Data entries
=====

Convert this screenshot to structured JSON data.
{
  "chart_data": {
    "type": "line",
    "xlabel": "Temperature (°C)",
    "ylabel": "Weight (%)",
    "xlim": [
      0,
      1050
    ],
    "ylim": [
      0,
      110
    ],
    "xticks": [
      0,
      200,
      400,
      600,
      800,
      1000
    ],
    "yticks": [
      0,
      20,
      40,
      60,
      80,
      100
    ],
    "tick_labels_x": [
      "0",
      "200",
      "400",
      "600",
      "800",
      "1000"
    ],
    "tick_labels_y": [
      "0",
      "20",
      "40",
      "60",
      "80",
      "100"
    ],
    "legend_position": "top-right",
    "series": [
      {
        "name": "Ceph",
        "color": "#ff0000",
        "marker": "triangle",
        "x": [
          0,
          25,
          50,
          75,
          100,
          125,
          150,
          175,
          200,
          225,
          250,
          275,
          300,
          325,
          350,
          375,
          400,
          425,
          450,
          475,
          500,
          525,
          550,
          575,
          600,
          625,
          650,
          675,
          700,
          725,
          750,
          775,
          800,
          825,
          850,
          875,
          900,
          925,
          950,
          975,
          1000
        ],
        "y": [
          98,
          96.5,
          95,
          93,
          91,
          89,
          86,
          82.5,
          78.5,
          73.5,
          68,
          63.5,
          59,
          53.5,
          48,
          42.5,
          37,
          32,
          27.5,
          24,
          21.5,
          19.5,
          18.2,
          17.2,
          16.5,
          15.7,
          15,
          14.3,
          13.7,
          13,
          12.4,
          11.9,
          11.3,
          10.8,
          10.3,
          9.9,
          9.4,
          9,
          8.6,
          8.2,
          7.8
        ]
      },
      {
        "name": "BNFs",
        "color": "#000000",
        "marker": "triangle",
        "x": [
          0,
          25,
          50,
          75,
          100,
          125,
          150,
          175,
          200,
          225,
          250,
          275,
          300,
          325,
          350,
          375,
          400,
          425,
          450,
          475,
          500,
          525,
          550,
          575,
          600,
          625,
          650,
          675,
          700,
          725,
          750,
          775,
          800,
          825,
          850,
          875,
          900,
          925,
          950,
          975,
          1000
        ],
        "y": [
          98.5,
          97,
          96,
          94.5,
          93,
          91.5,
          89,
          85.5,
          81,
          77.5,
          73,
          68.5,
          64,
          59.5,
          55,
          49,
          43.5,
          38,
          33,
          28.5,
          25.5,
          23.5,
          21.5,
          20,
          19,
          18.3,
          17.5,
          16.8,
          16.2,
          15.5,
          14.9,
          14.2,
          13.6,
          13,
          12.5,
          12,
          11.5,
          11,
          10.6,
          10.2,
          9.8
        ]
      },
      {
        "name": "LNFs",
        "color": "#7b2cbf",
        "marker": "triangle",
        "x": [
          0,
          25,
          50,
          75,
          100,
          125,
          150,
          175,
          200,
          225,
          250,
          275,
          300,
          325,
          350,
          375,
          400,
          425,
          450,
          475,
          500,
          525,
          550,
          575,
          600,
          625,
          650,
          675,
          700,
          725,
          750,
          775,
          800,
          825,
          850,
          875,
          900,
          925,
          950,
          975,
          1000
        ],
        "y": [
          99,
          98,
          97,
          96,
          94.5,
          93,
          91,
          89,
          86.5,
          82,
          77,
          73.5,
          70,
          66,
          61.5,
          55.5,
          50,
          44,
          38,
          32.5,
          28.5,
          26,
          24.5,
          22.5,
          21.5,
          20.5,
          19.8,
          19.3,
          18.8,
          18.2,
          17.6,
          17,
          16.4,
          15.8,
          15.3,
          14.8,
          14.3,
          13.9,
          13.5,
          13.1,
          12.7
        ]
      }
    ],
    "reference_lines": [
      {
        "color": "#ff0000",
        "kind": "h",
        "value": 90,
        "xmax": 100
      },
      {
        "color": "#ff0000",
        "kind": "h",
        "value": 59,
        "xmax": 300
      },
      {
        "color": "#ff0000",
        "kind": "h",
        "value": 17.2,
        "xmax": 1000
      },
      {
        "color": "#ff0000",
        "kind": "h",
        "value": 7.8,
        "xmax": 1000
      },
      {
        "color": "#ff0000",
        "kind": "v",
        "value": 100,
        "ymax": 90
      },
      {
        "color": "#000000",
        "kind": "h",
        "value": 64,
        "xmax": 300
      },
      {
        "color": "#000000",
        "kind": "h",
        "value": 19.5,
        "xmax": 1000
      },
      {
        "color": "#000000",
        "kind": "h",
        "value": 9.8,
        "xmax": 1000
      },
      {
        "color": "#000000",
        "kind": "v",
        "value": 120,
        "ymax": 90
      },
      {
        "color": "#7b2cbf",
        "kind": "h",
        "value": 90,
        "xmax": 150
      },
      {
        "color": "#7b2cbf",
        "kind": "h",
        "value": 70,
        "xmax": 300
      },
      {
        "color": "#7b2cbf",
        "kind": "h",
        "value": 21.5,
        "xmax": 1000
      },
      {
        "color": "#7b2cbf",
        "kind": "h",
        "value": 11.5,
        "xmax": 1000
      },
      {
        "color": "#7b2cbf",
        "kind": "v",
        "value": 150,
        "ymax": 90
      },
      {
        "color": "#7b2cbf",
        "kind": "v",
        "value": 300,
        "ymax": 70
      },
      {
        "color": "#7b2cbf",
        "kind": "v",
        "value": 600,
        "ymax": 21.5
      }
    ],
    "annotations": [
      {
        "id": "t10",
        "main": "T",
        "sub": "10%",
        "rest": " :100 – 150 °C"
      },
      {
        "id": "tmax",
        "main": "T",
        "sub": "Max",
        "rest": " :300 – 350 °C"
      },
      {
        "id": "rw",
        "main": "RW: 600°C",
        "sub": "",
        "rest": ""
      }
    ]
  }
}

=====

What to work on
Transcribe the entire listing above precisely.

Result of this exercise
Convert this screenshot to structured JSON data.
{
  "chart_data": {
    "type": "line",
    "xlabel": "Temperature (°C)",
    "ylabel": "Weight (%)",
    "xlim": [
      0,
      1050
    ],
    "ylim": [
      0,
      110
    ],
    "xticks": [
      0,
      200,
      400,
      600,
      800,
      1000
    ],
    "yticks": [
      0,
      20,
      40,
      60,
      80,
      100
    ],
    "tick_labels_x": [
      "0",
      "200",
      "400",
      "600",
      "800",
      "1000"
    ],
    "tick_labels_y": [
      "0",
      "20",
      "40",
      "60",
      "80",
      "100"
    ],
    "legend_position": "top-right",
    "series": [
      {
        "name": "Ceph",
        "color": "#ff0000",
        "marker": "triangle",
        "x": [
          0,
          25,
          50,
          75,
          100,
          125,
          150,
          175,
          200,
          225,
          250,
          275,
          300,
          325,
          350,
          375,
          400,
          425,
          450,
          475,
          500,
          525,
          550,
          575,
          600,
          625,
          650,
          675,
          700,
          725,
          750,
          775,
          800,
          825,
          850,
          875,
          900,
          925,
          950,
          975,
          1000
        ],
        "y": [
          98,
          96.5,
          95,
          93,
          91,
          89,
          86,
          82.5,
          78.5,
          73.5,
          68,
          63.5,
          59,
          53.5,
          48,
          42.5,
          37,
          32,
          27.5,
          24,
          21.5,
          19.5,
          18.2,
          17.2,
          16.5,
          15.7,
          15,
          14.3,
          13.7,
          13,
          12.4,
          11.9,
          11.3,
          10.8,
          10.3,
          9.9,
          9.4,
          9,
          8.6,
          8.2,
          7.8
        ]
      },
      {
        "name": "BNFs",
        "color": "#000000",
        "marker": "triangle",
        "x": [
          0,
          25,
          50,
          75,
          100,
          125,
          150,
          175,
          200,
          225,
          250,
          275,
          300,
          325,
          350,
          375,
          400,
          425,
          450,
          475,
          500,
          525,
          550,
          575,
          600,
          625,
          650,
          675,
          700,
          725,
          750,
          775,
          800,
          825,
          850,
          875,
          900,
          925,
          950,
          975,
          1000
        ],
        "y": [
          98.5,
          97,
          96,
          94.5,
          93,
          91.5,
          89,
          85.5,
          81,
          77.5,
          73,
          68.5,
          64,
          59.5,
          55,
          49,
          43.5,
          38,
          33,
          28.5,
          25.5,
          23.5,
          21.5,
          20,
          19,
          18.3,
          17.5,
          16.8,
          16.2,
          15.5,
          14.9,
          14.2,
          13.6,
          13,
          12.5,
          12,
          11.5,
          11,
          10.6,
          10.2,
          9.8
        ]
      },
      {
        "name": "LNFs",
        "color": "#7b2cbf",
        "marker": "triangle",
        "x": [
          0,
          25,
          50,
          75,
          100,
          125,
          150,
          175,
          200,
          225,
          250,
          275,
          300,
          325,
          350,
          375,
          400,
          425,
          450,
          475,
          500,
          525,
          550,
          575,
          600,
          625,
          650,
          675,
          700,
          725,
          750,
          775,
          800,
          825,
          850,
          875,
          900,
          925,
          950,
          975,
          1000
        ],
        "y": [
          99,
          98,
          97,
          96,
          94.5,
          93,
          91,
          89,
          86.5,
          82,
          77,
          73.5,
          70,
          66,
          61.5,
          55.5,
          50,
          44,
          38,
          32.5,
          28.5,
          26,
          24.5,
          22.5,
          21.5,
          20.5,
          19.8,
          19.3,
          18.8,
          18.2,
          17.6,
          17,
          16.4,
          15.8,
          15.3,
          14.8,
          14.3,
          13.9,
          13.5,
          13.1,
          12.7
        ]
      }
    ],
    "reference_lines": [
      {
        "color": "#ff0000",
        "kind": "h",
        "value": 90,
        "xmax": 100
      },
      {
        "color": "#ff0000",
        "kind": "h",
        "value": 59,
        "xmax": 300
      },
      {
        "color": "#ff0000",
        "kind": "h",
        "value": 17.2,
        "xmax": 1000
      },
      {
        "color": "#ff0000",
        "kind": "h",
        "value": 7.8,
        "xmax": 1000
      },
      {
        "color": "#ff0000",
        "kind": "v",
        "value": 100,
        "ymax": 90
      },
      {
        "color": "#000000",
        "kind": "h",
        "value": 64,
        "xmax": 300
      },
      {
        "color": "#000000",
        "kind": "h",
        "value": 19.5,
        "xmax": 1000
      },
      {
        "color": "#000000",
        "kind": "h",
        "value": 9.8,
        "xmax": 1000
      },
      {
        "color": "#000000",
        "kind": "v",
        "value": 120,
        "ymax": 90
      },
      {
        "color": "#7b2cbf",
        "kind": "h",
        "value": 90,
        "xmax": 150
      },
      {
        "color": "#7b2cbf",
        "kind": "h",
        "value": 70,
        "xmax": 300
      },
      {
        "color": "#7b2cbf",
        "kind": "h",
        "value": 21.5,
        "xmax": 1000
      },
      {
        "color": "#7b2cbf",
        "kind": "h",
        "value": 11.5,
        "xmax": 1000
      },
      {
        "color": "#7b2cbf",
        "kind": "v",
        "value": 150,
        "ymax": 90
      },
      {
        "color": "#7b2cbf",
        "kind": "v",
        "value": 300,
        "ymax": 70
      },
      {
        "color": "#7b2cbf",
        "kind": "v",
        "value": 600,
        "ymax": 21.5
      }
    ],
    "annotations": [
      {
        "id": "t10",
        "main": "T",
        "sub": "10%",
        "rest": " :100 – 150 °C"
      },
      {
        "id": "tmax",
        "main": "T",
        "sub": "Max",
        "rest": " :300 – 350 °C"
      },
      {
        "id": "rw",
        "main": "RW: 600°C",
        "sub": "",
        "rest": ""
      }
    ]
  }
}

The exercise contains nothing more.